◆ **Extracted records**
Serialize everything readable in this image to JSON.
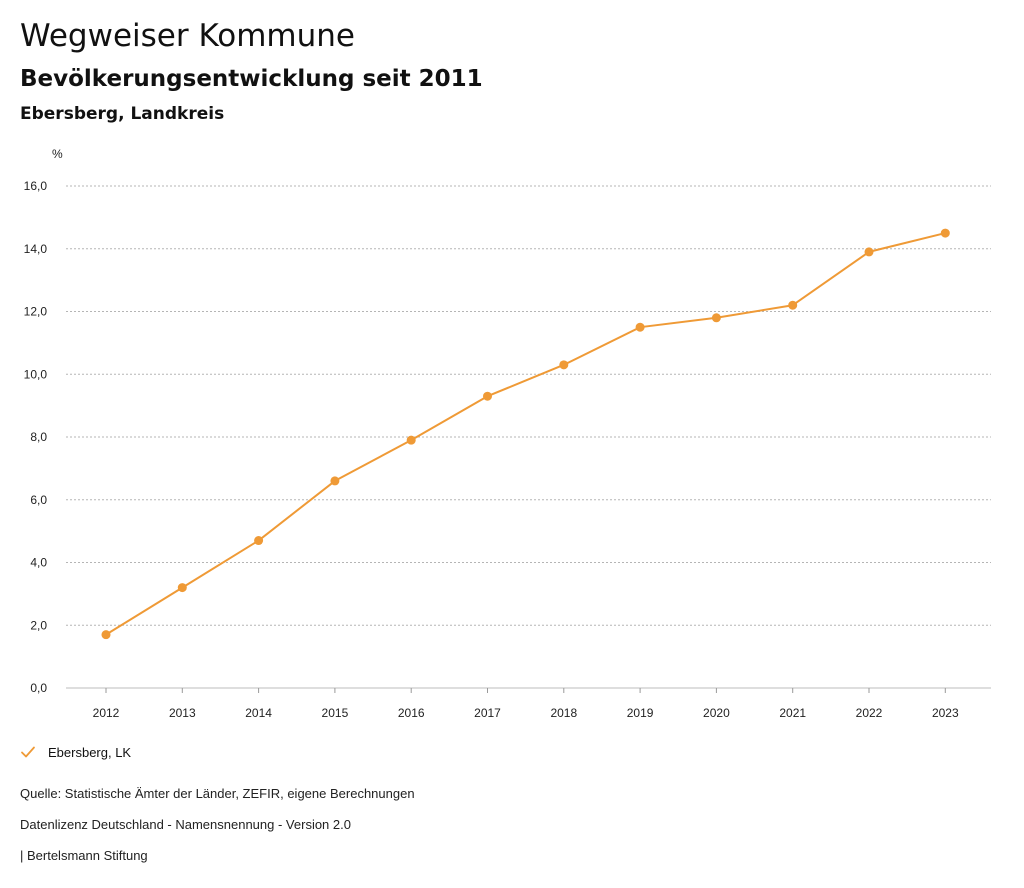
{
  "header": {
    "title": "Wegweiser Kommune",
    "subtitle": "Bevölkerungsentwicklung seit 2011",
    "region": "Ebersberg, Landkreis"
  },
  "legend": {
    "label": "Ebersberg, LK",
    "color": "#ef9a36"
  },
  "footer": {
    "source": "Quelle: Statistische Ämter der Länder, ZEFIR, eigene Berechnungen",
    "license": "Datenlizenz Deutschland - Namensnennung - Version 2.0",
    "publisher": "| Bertelsmann Stiftung"
  },
  "chart_data": {
    "type": "line",
    "title": "Bevölkerungsentwicklung seit 2011",
    "xlabel": "",
    "ylabel": "%",
    "x": [
      "2012",
      "2013",
      "2014",
      "2015",
      "2016",
      "2017",
      "2018",
      "2019",
      "2020",
      "2021",
      "2022",
      "2023"
    ],
    "series": [
      {
        "name": "Ebersberg, LK",
        "color": "#ef9a36",
        "values": [
          1.7,
          3.2,
          4.7,
          6.6,
          7.9,
          9.3,
          10.3,
          11.5,
          11.8,
          12.2,
          13.9,
          14.5
        ]
      }
    ],
    "ylim": [
      0,
      16
    ],
    "yticks": [
      "0,0",
      "2,0",
      "4,0",
      "6,0",
      "8,0",
      "10,0",
      "12,0",
      "14,0",
      "16,0"
    ],
    "grid": true,
    "legend_position": "bottom-left"
  }
}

◆ **Exercise details**
Transcribe every entry above exactly. Omit all pictures.

◆ **Finished task**
Serialize everything readable in this image to JSON.
{
  "header": {
    "title": "Wegweiser Kommune",
    "subtitle": "Bevölkerungsentwicklung seit 2011",
    "region": "Ebersberg, Landkreis"
  },
  "legend": {
    "label": "Ebersberg, LK",
    "color": "#ef9a36"
  },
  "footer": {
    "source": "Quelle: Statistische Ämter der Länder, ZEFIR, eigene Berechnungen",
    "license": "Datenlizenz Deutschland - Namensnennung - Version 2.0",
    "publisher": "| Bertelsmann Stiftung"
  },
  "chart_data": {
    "type": "line",
    "title": "Bevölkerungsentwicklung seit 2011",
    "xlabel": "",
    "ylabel": "%",
    "x": [
      "2012",
      "2013",
      "2014",
      "2015",
      "2016",
      "2017",
      "2018",
      "2019",
      "2020",
      "2021",
      "2022",
      "2023"
    ],
    "series": [
      {
        "name": "Ebersberg, LK",
        "color": "#ef9a36",
        "values": [
          1.7,
          3.2,
          4.7,
          6.6,
          7.9,
          9.3,
          10.3,
          11.5,
          11.8,
          12.2,
          13.9,
          14.5
        ]
      }
    ],
    "ylim": [
      0,
      16
    ],
    "yticks": [
      "0,0",
      "2,0",
      "4,0",
      "6,0",
      "8,0",
      "10,0",
      "12,0",
      "14,0",
      "16,0"
    ],
    "grid": true,
    "legend_position": "bottom-left"
  }
}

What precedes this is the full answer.